■ Exercise directions
Give the material once more, word for word, without any images.

■ Input

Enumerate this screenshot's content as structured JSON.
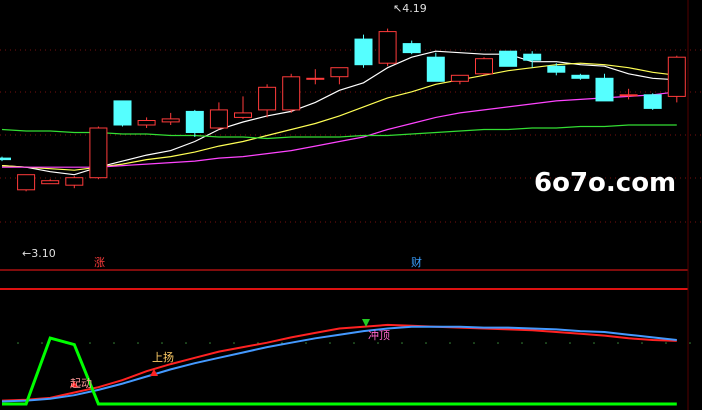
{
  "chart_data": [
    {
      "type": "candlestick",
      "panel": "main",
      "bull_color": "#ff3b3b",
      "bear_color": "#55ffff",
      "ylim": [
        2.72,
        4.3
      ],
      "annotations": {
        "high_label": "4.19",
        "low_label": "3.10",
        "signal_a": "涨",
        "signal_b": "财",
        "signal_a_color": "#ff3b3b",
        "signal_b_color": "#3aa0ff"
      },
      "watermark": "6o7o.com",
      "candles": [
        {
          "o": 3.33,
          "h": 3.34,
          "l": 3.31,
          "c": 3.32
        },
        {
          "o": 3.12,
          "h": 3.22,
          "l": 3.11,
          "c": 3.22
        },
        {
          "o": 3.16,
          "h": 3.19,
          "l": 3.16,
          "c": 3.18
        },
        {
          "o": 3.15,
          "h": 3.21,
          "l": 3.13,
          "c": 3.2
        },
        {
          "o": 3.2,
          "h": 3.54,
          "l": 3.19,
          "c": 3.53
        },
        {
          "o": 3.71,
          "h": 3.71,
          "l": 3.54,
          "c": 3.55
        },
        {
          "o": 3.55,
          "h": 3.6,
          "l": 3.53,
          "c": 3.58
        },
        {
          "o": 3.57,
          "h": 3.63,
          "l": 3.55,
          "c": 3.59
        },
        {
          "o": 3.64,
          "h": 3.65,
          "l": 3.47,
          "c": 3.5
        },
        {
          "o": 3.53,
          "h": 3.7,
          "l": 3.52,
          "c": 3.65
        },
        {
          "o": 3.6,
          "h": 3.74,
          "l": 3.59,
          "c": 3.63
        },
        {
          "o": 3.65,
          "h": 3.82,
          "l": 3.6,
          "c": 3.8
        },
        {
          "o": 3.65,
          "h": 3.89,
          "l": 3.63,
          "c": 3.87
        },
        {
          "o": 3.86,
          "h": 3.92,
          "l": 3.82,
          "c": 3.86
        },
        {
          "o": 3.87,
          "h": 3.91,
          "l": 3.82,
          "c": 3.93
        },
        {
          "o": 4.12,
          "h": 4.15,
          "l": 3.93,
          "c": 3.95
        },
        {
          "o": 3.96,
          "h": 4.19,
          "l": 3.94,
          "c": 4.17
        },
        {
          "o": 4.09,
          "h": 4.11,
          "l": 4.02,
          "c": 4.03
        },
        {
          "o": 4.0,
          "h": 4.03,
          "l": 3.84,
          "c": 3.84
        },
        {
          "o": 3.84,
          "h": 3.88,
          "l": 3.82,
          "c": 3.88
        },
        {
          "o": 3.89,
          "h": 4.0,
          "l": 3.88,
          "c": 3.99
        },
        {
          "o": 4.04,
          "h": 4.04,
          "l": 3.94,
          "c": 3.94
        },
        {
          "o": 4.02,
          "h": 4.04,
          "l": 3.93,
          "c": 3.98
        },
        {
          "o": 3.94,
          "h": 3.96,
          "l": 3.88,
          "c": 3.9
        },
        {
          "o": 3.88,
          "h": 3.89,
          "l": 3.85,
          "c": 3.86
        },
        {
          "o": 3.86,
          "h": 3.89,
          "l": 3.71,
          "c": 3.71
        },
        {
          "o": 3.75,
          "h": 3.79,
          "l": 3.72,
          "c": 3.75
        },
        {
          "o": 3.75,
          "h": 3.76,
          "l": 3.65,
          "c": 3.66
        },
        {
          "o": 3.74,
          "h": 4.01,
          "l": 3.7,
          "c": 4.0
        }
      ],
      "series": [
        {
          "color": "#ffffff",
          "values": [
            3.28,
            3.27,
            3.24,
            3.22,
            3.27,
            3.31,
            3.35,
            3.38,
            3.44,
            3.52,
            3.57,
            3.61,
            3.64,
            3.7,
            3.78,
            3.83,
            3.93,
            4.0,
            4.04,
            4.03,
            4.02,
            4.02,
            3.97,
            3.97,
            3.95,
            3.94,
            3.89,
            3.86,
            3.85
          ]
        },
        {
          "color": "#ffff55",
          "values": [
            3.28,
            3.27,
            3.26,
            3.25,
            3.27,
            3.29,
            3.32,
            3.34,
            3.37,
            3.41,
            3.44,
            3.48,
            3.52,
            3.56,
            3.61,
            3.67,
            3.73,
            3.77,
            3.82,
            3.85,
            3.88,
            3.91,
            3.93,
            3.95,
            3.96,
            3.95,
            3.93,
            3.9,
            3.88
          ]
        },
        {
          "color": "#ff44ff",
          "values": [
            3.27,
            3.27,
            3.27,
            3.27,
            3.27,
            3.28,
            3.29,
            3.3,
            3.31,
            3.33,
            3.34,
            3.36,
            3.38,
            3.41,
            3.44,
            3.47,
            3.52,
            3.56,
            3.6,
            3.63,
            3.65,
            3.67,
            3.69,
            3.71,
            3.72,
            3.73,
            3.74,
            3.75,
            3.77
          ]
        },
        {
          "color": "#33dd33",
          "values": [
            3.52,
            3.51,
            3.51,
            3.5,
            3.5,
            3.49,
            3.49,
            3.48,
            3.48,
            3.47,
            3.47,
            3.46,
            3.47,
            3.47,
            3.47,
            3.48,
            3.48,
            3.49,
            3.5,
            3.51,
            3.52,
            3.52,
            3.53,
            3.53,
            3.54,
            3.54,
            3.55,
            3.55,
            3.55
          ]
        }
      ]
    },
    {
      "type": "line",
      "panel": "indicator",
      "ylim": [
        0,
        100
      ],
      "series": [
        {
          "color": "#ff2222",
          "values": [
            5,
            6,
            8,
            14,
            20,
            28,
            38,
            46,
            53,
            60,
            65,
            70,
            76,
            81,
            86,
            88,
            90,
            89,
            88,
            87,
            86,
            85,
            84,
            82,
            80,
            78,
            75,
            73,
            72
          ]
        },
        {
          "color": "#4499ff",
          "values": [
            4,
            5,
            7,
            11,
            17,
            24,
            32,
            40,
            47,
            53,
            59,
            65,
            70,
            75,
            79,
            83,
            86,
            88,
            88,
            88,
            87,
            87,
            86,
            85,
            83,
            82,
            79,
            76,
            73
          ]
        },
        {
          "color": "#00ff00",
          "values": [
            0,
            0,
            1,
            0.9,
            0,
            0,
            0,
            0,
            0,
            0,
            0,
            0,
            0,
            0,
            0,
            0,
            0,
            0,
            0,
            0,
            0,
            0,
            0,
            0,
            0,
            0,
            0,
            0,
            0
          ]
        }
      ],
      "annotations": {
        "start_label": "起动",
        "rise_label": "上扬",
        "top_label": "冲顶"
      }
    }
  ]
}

■ Full answer
Enumerate this screenshot's content as structured JSON.
{
  "chart_data": [
    {
      "type": "candlestick",
      "panel": "main",
      "bull_color": "#ff3b3b",
      "bear_color": "#55ffff",
      "ylim": [
        2.72,
        4.3
      ],
      "annotations": {
        "high_label": "4.19",
        "low_label": "3.10",
        "signal_a": "涨",
        "signal_b": "财",
        "signal_a_color": "#ff3b3b",
        "signal_b_color": "#3aa0ff"
      },
      "watermark": "6o7o.com",
      "candles": [
        {
          "o": 3.33,
          "h": 3.34,
          "l": 3.31,
          "c": 3.32
        },
        {
          "o": 3.12,
          "h": 3.22,
          "l": 3.11,
          "c": 3.22
        },
        {
          "o": 3.16,
          "h": 3.19,
          "l": 3.16,
          "c": 3.18
        },
        {
          "o": 3.15,
          "h": 3.21,
          "l": 3.13,
          "c": 3.2
        },
        {
          "o": 3.2,
          "h": 3.54,
          "l": 3.19,
          "c": 3.53
        },
        {
          "o": 3.71,
          "h": 3.71,
          "l": 3.54,
          "c": 3.55
        },
        {
          "o": 3.55,
          "h": 3.6,
          "l": 3.53,
          "c": 3.58
        },
        {
          "o": 3.57,
          "h": 3.63,
          "l": 3.55,
          "c": 3.59
        },
        {
          "o": 3.64,
          "h": 3.65,
          "l": 3.47,
          "c": 3.5
        },
        {
          "o": 3.53,
          "h": 3.7,
          "l": 3.52,
          "c": 3.65
        },
        {
          "o": 3.6,
          "h": 3.74,
          "l": 3.59,
          "c": 3.63
        },
        {
          "o": 3.65,
          "h": 3.82,
          "l": 3.6,
          "c": 3.8
        },
        {
          "o": 3.65,
          "h": 3.89,
          "l": 3.63,
          "c": 3.87
        },
        {
          "o": 3.86,
          "h": 3.92,
          "l": 3.82,
          "c": 3.86
        },
        {
          "o": 3.87,
          "h": 3.91,
          "l": 3.82,
          "c": 3.93
        },
        {
          "o": 4.12,
          "h": 4.15,
          "l": 3.93,
          "c": 3.95
        },
        {
          "o": 3.96,
          "h": 4.19,
          "l": 3.94,
          "c": 4.17
        },
        {
          "o": 4.09,
          "h": 4.11,
          "l": 4.02,
          "c": 4.03
        },
        {
          "o": 4.0,
          "h": 4.03,
          "l": 3.84,
          "c": 3.84
        },
        {
          "o": 3.84,
          "h": 3.88,
          "l": 3.82,
          "c": 3.88
        },
        {
          "o": 3.89,
          "h": 4.0,
          "l": 3.88,
          "c": 3.99
        },
        {
          "o": 4.04,
          "h": 4.04,
          "l": 3.94,
          "c": 3.94
        },
        {
          "o": 4.02,
          "h": 4.04,
          "l": 3.93,
          "c": 3.98
        },
        {
          "o": 3.94,
          "h": 3.96,
          "l": 3.88,
          "c": 3.9
        },
        {
          "o": 3.88,
          "h": 3.89,
          "l": 3.85,
          "c": 3.86
        },
        {
          "o": 3.86,
          "h": 3.89,
          "l": 3.71,
          "c": 3.71
        },
        {
          "o": 3.75,
          "h": 3.79,
          "l": 3.72,
          "c": 3.75
        },
        {
          "o": 3.75,
          "h": 3.76,
          "l": 3.65,
          "c": 3.66
        },
        {
          "o": 3.74,
          "h": 4.01,
          "l": 3.7,
          "c": 4.0
        }
      ],
      "series": [
        {
          "color": "#ffffff",
          "values": [
            3.28,
            3.27,
            3.24,
            3.22,
            3.27,
            3.31,
            3.35,
            3.38,
            3.44,
            3.52,
            3.57,
            3.61,
            3.64,
            3.7,
            3.78,
            3.83,
            3.93,
            4.0,
            4.04,
            4.03,
            4.02,
            4.02,
            3.97,
            3.97,
            3.95,
            3.94,
            3.89,
            3.86,
            3.85
          ]
        },
        {
          "color": "#ffff55",
          "values": [
            3.28,
            3.27,
            3.26,
            3.25,
            3.27,
            3.29,
            3.32,
            3.34,
            3.37,
            3.41,
            3.44,
            3.48,
            3.52,
            3.56,
            3.61,
            3.67,
            3.73,
            3.77,
            3.82,
            3.85,
            3.88,
            3.91,
            3.93,
            3.95,
            3.96,
            3.95,
            3.93,
            3.9,
            3.88
          ]
        },
        {
          "color": "#ff44ff",
          "values": [
            3.27,
            3.27,
            3.27,
            3.27,
            3.27,
            3.28,
            3.29,
            3.3,
            3.31,
            3.33,
            3.34,
            3.36,
            3.38,
            3.41,
            3.44,
            3.47,
            3.52,
            3.56,
            3.6,
            3.63,
            3.65,
            3.67,
            3.69,
            3.71,
            3.72,
            3.73,
            3.74,
            3.75,
            3.77
          ]
        },
        {
          "color": "#33dd33",
          "values": [
            3.52,
            3.51,
            3.51,
            3.5,
            3.5,
            3.49,
            3.49,
            3.48,
            3.48,
            3.47,
            3.47,
            3.46,
            3.47,
            3.47,
            3.47,
            3.48,
            3.48,
            3.49,
            3.5,
            3.51,
            3.52,
            3.52,
            3.53,
            3.53,
            3.54,
            3.54,
            3.55,
            3.55,
            3.55
          ]
        }
      ]
    },
    {
      "type": "line",
      "panel": "indicator",
      "ylim": [
        0,
        100
      ],
      "series": [
        {
          "color": "#ff2222",
          "values": [
            5,
            6,
            8,
            14,
            20,
            28,
            38,
            46,
            53,
            60,
            65,
            70,
            76,
            81,
            86,
            88,
            90,
            89,
            88,
            87,
            86,
            85,
            84,
            82,
            80,
            78,
            75,
            73,
            72
          ]
        },
        {
          "color": "#4499ff",
          "values": [
            4,
            5,
            7,
            11,
            17,
            24,
            32,
            40,
            47,
            53,
            59,
            65,
            70,
            75,
            79,
            83,
            86,
            88,
            88,
            88,
            87,
            87,
            86,
            85,
            83,
            82,
            79,
            76,
            73
          ]
        },
        {
          "color": "#00ff00",
          "values": [
            0,
            0,
            1,
            0.9,
            0,
            0,
            0,
            0,
            0,
            0,
            0,
            0,
            0,
            0,
            0,
            0,
            0,
            0,
            0,
            0,
            0,
            0,
            0,
            0,
            0,
            0,
            0,
            0,
            0
          ]
        }
      ],
      "annotations": {
        "start_label": "起动",
        "rise_label": "上扬",
        "top_label": "冲顶"
      }
    }
  ]
}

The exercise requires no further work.